Stored data entries:

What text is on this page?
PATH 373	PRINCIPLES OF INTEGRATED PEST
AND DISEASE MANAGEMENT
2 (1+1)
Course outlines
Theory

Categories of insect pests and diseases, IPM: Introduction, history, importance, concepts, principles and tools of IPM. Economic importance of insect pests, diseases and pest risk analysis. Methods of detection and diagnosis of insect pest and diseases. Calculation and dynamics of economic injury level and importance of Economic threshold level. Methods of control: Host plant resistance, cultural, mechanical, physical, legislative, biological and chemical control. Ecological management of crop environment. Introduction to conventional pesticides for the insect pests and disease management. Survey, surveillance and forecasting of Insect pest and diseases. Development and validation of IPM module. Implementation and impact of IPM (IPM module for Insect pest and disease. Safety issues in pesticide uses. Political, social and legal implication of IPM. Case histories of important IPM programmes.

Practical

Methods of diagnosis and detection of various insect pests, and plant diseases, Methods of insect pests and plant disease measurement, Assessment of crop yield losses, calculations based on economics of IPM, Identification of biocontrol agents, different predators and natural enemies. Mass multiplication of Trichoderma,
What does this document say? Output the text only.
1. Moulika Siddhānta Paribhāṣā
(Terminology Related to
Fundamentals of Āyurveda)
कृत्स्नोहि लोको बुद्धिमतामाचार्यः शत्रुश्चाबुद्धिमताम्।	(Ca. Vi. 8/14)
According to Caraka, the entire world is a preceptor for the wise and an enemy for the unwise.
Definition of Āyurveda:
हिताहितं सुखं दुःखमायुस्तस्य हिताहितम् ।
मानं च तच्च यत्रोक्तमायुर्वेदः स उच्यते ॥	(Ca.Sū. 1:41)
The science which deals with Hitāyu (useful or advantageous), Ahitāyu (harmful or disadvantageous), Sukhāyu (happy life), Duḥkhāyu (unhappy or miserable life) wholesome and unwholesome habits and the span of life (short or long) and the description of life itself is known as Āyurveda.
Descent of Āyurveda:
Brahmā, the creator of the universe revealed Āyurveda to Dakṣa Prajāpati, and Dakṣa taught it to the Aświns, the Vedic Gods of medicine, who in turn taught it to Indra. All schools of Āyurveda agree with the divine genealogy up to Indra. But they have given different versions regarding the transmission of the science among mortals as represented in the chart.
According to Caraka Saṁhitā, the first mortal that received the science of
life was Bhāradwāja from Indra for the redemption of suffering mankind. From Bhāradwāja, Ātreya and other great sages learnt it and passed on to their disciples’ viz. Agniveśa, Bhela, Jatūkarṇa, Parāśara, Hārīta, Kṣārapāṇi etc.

Stated goal
Search the data for "text" and list every line in which it occurs.

Solution to this problem
What text is on this page?
What does this document say? Output the text only.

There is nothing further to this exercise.